======== GIVEN ENTRIES ========

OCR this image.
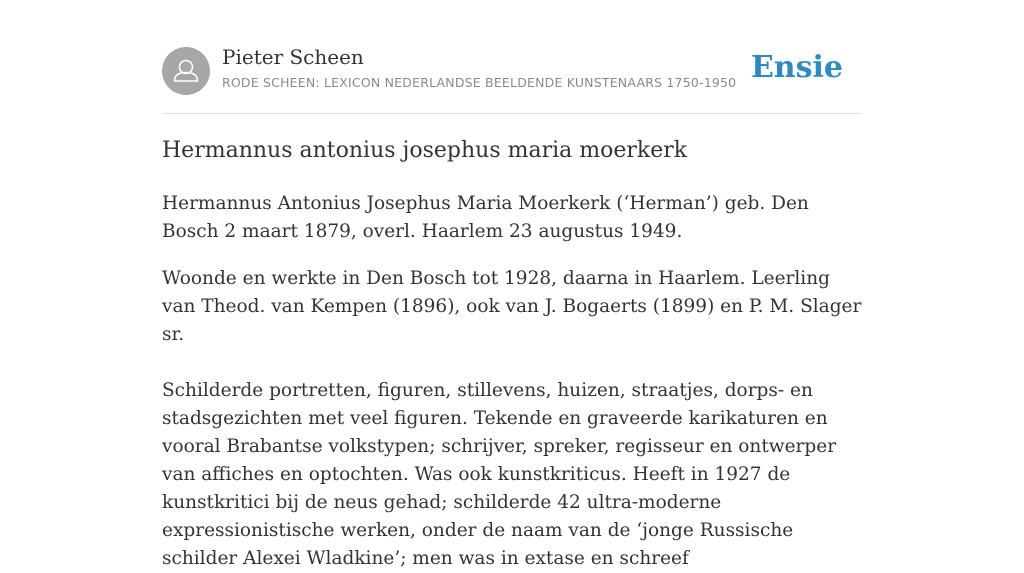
Pieter Scheen
RODE SCHEEN: LEXICON NEDERLANDSE BEELDENDE KUNSTENAARS 1750-1950 Ensie
Hermannus antonius josephus maria moerkerk

Hermannus Antonius Josephus Maria Moerkerk (‘Herman’) geb. Den Bosch 2 maart 1879, overl. Haarlem 23 augustus 1949.

Woonde en werkte in Den Bosch tot 1928, daarna in Haarlem. Leerling van Theod. van Kempen (1896), ook van J. Bogaerts (1899) en P. M. Slager sr.

Schilderde portretten, figuren, stillevens, huizen, straatjes, dorps- en stadsgezichten met veel figuren. Tekende en graveerde karikaturen en vooral Brabantse volkstypen; schrijver, spreker, regisseur en ontwerper van affiches en optochten. Was ook kunstkriticus. Heeft in 1927 de kunstkritici bij de neus gehad; schilderde 42 ultra-moderne expressionistische werken, onder de naam van de ‘jonge Russische schilder Alexei Wladkine’; men was in extase en schreef
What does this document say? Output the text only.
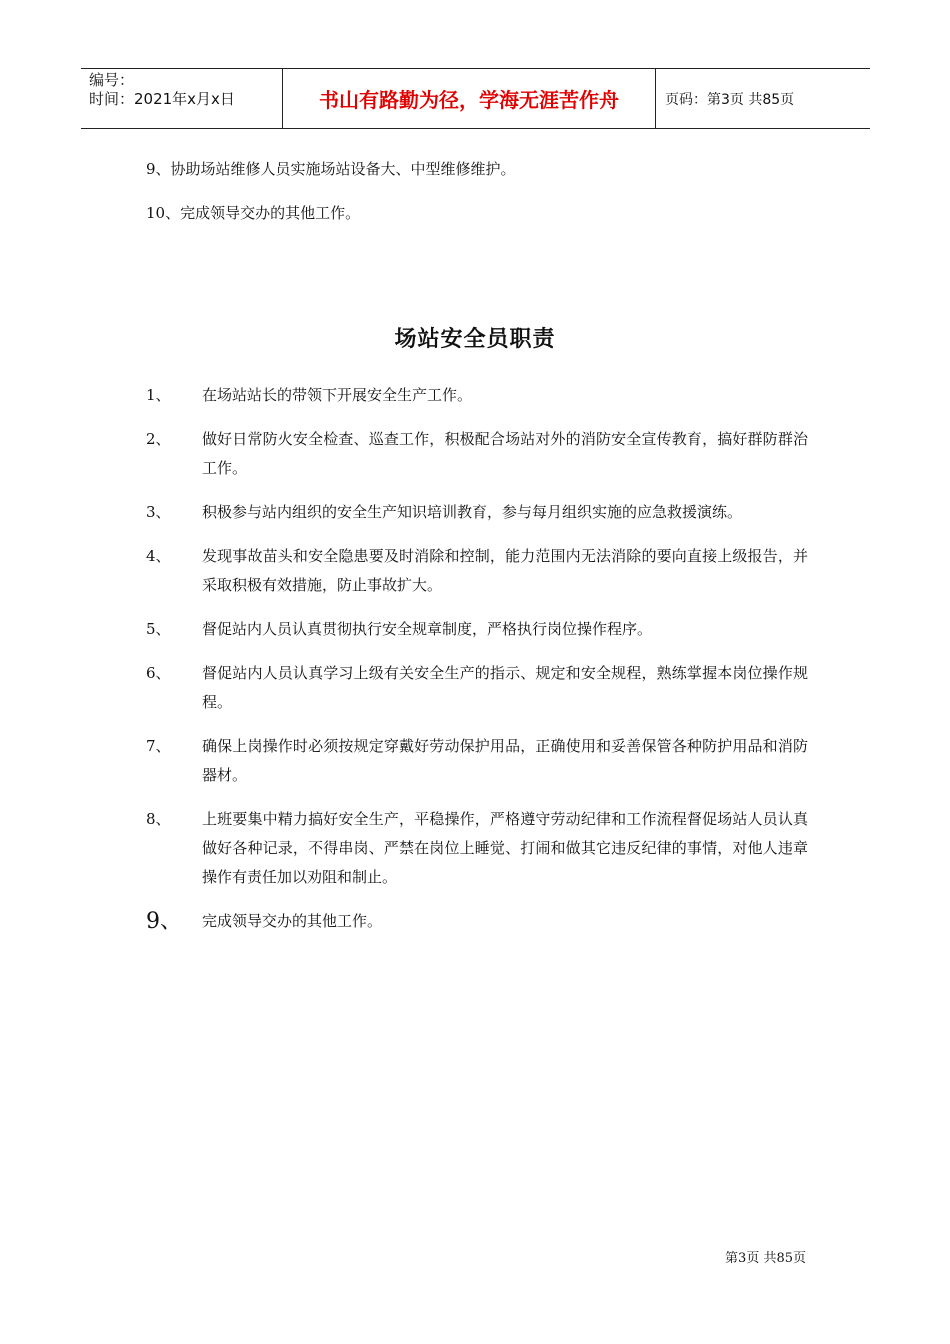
编号：
时间：2021年x月x日	书山有路勤为径，学海无涯苦作舟	页码：第3页 共85页
9、协助场站维修人员实施场站设备大、中型维修维护。
10、完成领导交办的其他工作。
场站安全员职责
1、	在场站站长的带领下开展安全生产工作。
2、	做好日常防火安全检查、巡查工作，积极配合场站对外的消防安全宣传教育，搞好群防群治工作。
3、	积极参与站内组织的安全生产知识培训教育，参与每月组织实施的应急救援演练。
4、	发现事故苗头和安全隐患要及时消除和控制，能力范围内无法消除的要向直接上级报告，并采取积极有效措施，防止事故扩大。
5、	督促站内人员认真贯彻执行安全规章制度，严格执行岗位操作程序。
6、	督促站内人员认真学习上级有关安全生产的指示、规定和安全规程，熟练掌握本岗位操作规程。
7、	确保上岗操作时必须按规定穿戴好劳动保护用品，正确使用和妥善保管各种防护用品和消防器材。
8、	上班要集中精力搞好安全生产，平稳操作，严格遵守劳动纪律和工作流程督促场站人员认真做好各种记录，不得串岗、严禁在岗位上睡觉、打闹和做其它违反纪律的事情，对他人违章操作有责任加以劝阻和制止。
9、	完成领导交办的其他工作。
第3页 共85页
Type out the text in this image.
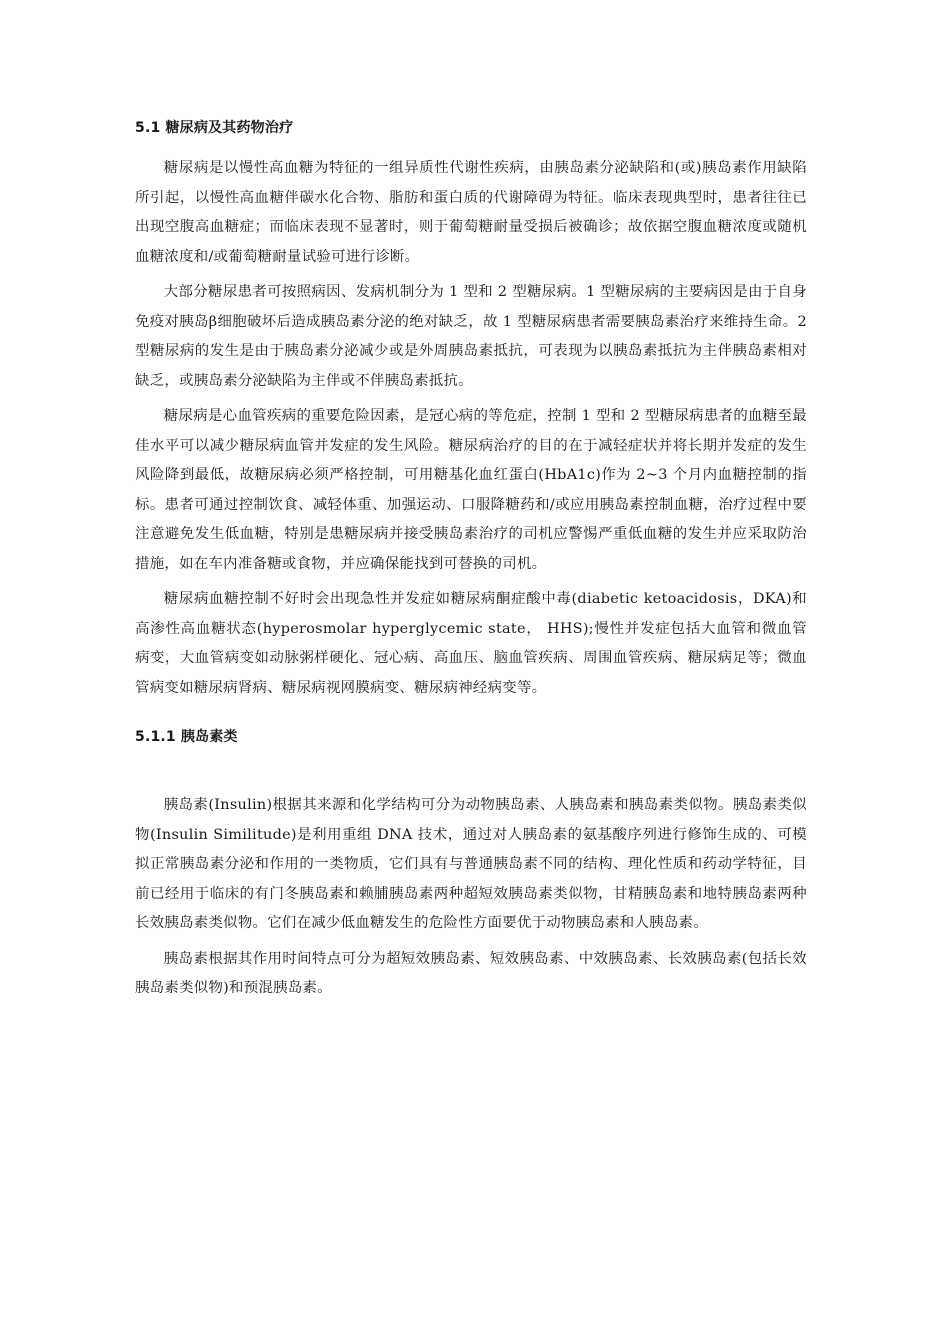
5.1 糖尿病及其药物治疗

糖尿病是以慢性高血糖为特征的一组异质性代谢性疾病，由胰岛素分泌缺陷和(或)胰岛素作用缺陷所引起，以慢性高血糖伴碳水化合物、脂肪和蛋白质的代谢障碍为特征。临床表现典型时，患者往往已出现空腹高血糖症；而临床表现不显著时，则于葡萄糖耐量受损后被确诊；故依据空腹血糖浓度或随机血糖浓度和/或葡萄糖耐量试验可进行诊断。

大部分糖尿患者可按照病因、发病机制分为 1 型和 2 型糖尿病。1 型糖尿病的主要病因是由于自身免疫对胰岛β细胞破坏后造成胰岛素分泌的绝对缺乏，故 1 型糖尿病患者需要胰岛素治疗来维持生命。2 型糖尿病的发生是由于胰岛素分泌减少或是外周胰岛素抵抗，可表现为以胰岛素抵抗为主伴胰岛素相对缺乏，或胰岛素分泌缺陷为主伴或不伴胰岛素抵抗。

糖尿病是心血管疾病的重要危险因素，是冠心病的等危症，控制 1 型和 2 型糖尿病患者的血糖至最佳水平可以减少糖尿病血管并发症的发生风险。糖尿病治疗的目的在于减轻症状并将长期并发症的发生风险降到最低，故糖尿病必须严格控制，可用糖基化血红蛋白(HbA1c)作为 2~3 个月内血糖控制的指标。患者可通过控制饮食、减轻体重、加强运动、口服降糖药和/或应用胰岛素控制血糖，治疗过程中要注意避免发生低血糖，特别是患糖尿病并接受胰岛素治疗的司机应警惕严重低血糖的发生并应采取防治措施，如在车内准备糖或食物，并应确保能找到可替换的司机。

糖尿病血糖控制不好时会出现急性并发症如糖尿病酮症酸中毒(diabetic ketoacidosis，DKA)和高渗性高血糖状态(hyperosmolar hyperglycemic state， HHS);慢性并发症包括大血管和微血管病变，大血管病变如动脉粥样硬化、冠心病、高血压、脑血管疾病、周围血管疾病、糖尿病足等；微血管病变如糖尿病肾病、糖尿病视网膜病变、糖尿病神经病变等。

5.1.1 胰岛素类

胰岛素(Insulin)根据其来源和化学结构可分为动物胰岛素、人胰岛素和胰岛素类似物。胰岛素类似物(Insulin Similitude)是利用重组 DNA 技术，通过对人胰岛素的氨基酸序列进行修饰生成的、可模拟正常胰岛素分泌和作用的一类物质，它们具有与普通胰岛素不同的结构、理化性质和药动学特征，目前已经用于临床的有门冬胰岛素和赖脯胰岛素两种超短效胰岛素类似物，甘精胰岛素和地特胰岛素两种长效胰岛素类似物。它们在减少低血糖发生的危险性方面要优于动物胰岛素和人胰岛素。

胰岛素根据其作用时间特点可分为超短效胰岛素、短效胰岛素、中效胰岛素、长效胰岛素(包括长效胰岛素类似物)和预混胰岛素。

========

From the entries above, pull out each line that includes "Hermannus".

- _REPLY TO THE TASK_:
Hermannus antonius josephus maria moerkerk
Hermannus Antonius Josephus Maria Moerkerk (‘Herman’) geb. Den Bosch 2 maart 1879, overl. Haarlem 23 augustus 1949.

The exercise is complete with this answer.